▸ **Task statement**: Pick out every line of the entries below where "square" occurs, and copy those lines.

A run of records
───

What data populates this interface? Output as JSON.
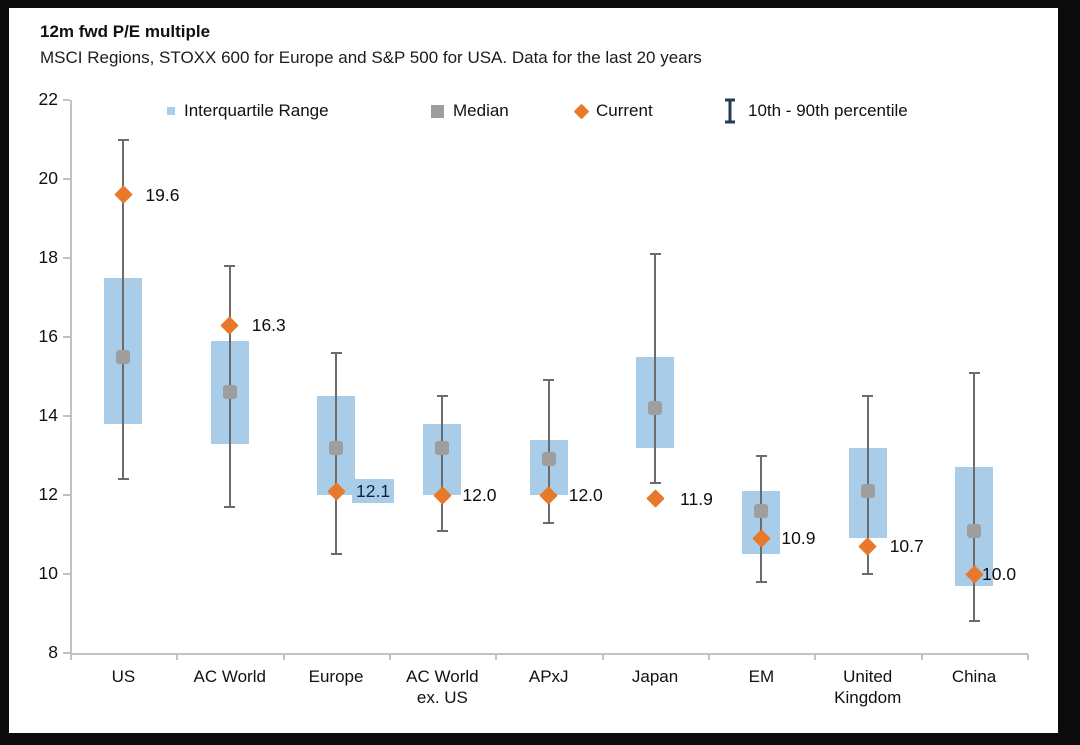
{
  "header": {
    "title": "12m fwd P/E multiple",
    "subtitle": "MSCI Regions, STOXX 600 for Europe and S&P 500 for USA. Data for the last 20 years"
  },
  "legend": {
    "items": [
      {
        "label": "Interquartile Range",
        "marker": "blue-square"
      },
      {
        "label": "Median",
        "marker": "gray-square"
      },
      {
        "label": "Current",
        "marker": "orange-diamond"
      },
      {
        "label": "10th - 90th percentile",
        "marker": "ibeam"
      }
    ]
  },
  "colors": {
    "iqr_box": "#A9CDE9",
    "median": "#9E9E9E",
    "current": "#E8792B",
    "whisker": "#6b6b6b",
    "axis": "#c2c2c2",
    "ibeam": "#253B56",
    "text": "#111111",
    "label_highlight_bg": "#A9CDE9"
  },
  "chart_data": {
    "type": "boxplot",
    "title": "12m fwd P/E multiple",
    "subtitle": "MSCI Regions, STOXX 600 for Europe and S&P 500 for USA. Data for the last 20 years",
    "ylim": [
      8,
      22
    ],
    "yticks": [
      8,
      10,
      12,
      14,
      16,
      18,
      20,
      22
    ],
    "grid": false,
    "legend_position": "top",
    "categories": [
      "US",
      "AC World",
      "Europe",
      "AC World\nex. US",
      "APxJ",
      "Japan",
      "EM",
      "United\nKingdom",
      "China"
    ],
    "series": [
      {
        "name": "US",
        "p10": 12.4,
        "q1": 13.8,
        "median": 15.5,
        "q3": 17.5,
        "p90": 21.0,
        "current": 19.6,
        "current_label": "19.6",
        "label_highlight": false
      },
      {
        "name": "AC World",
        "p10": 11.7,
        "q1": 13.3,
        "median": 14.6,
        "q3": 15.9,
        "p90": 17.8,
        "current": 16.3,
        "current_label": "16.3",
        "label_highlight": false
      },
      {
        "name": "Europe",
        "p10": 10.5,
        "q1": 12.0,
        "median": 13.2,
        "q3": 14.5,
        "p90": 15.6,
        "current": 12.1,
        "current_label": "12.1",
        "label_highlight": true
      },
      {
        "name": "AC World ex. US",
        "p10": 11.1,
        "q1": 12.0,
        "median": 13.2,
        "q3": 13.8,
        "p90": 14.5,
        "current": 12.0,
        "current_label": "12.0",
        "label_highlight": false
      },
      {
        "name": "APxJ",
        "p10": 11.3,
        "q1": 12.0,
        "median": 12.9,
        "q3": 13.4,
        "p90": 14.9,
        "current": 12.0,
        "current_label": "12.0",
        "label_highlight": false
      },
      {
        "name": "Japan",
        "p10": 12.3,
        "q1": 13.2,
        "median": 14.2,
        "q3": 15.5,
        "p90": 18.1,
        "current": 11.9,
        "current_label": "11.9",
        "label_highlight": false
      },
      {
        "name": "EM",
        "p10": 9.8,
        "q1": 10.5,
        "median": 11.6,
        "q3": 12.1,
        "p90": 13.0,
        "current": 10.9,
        "current_label": "10.9",
        "label_highlight": false
      },
      {
        "name": "United Kingdom",
        "p10": 10.0,
        "q1": 10.9,
        "median": 12.1,
        "q3": 13.2,
        "p90": 14.5,
        "current": 10.7,
        "current_label": "10.7",
        "label_highlight": false
      },
      {
        "name": "China",
        "p10": 8.8,
        "q1": 9.7,
        "median": 11.1,
        "q3": 12.7,
        "p90": 15.1,
        "current": 10.0,
        "current_label": "10.0",
        "label_highlight": false
      }
    ]
  }
}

───

▸ **Correct output**:
        "marker": "blue-square"
        "marker": "gray-square"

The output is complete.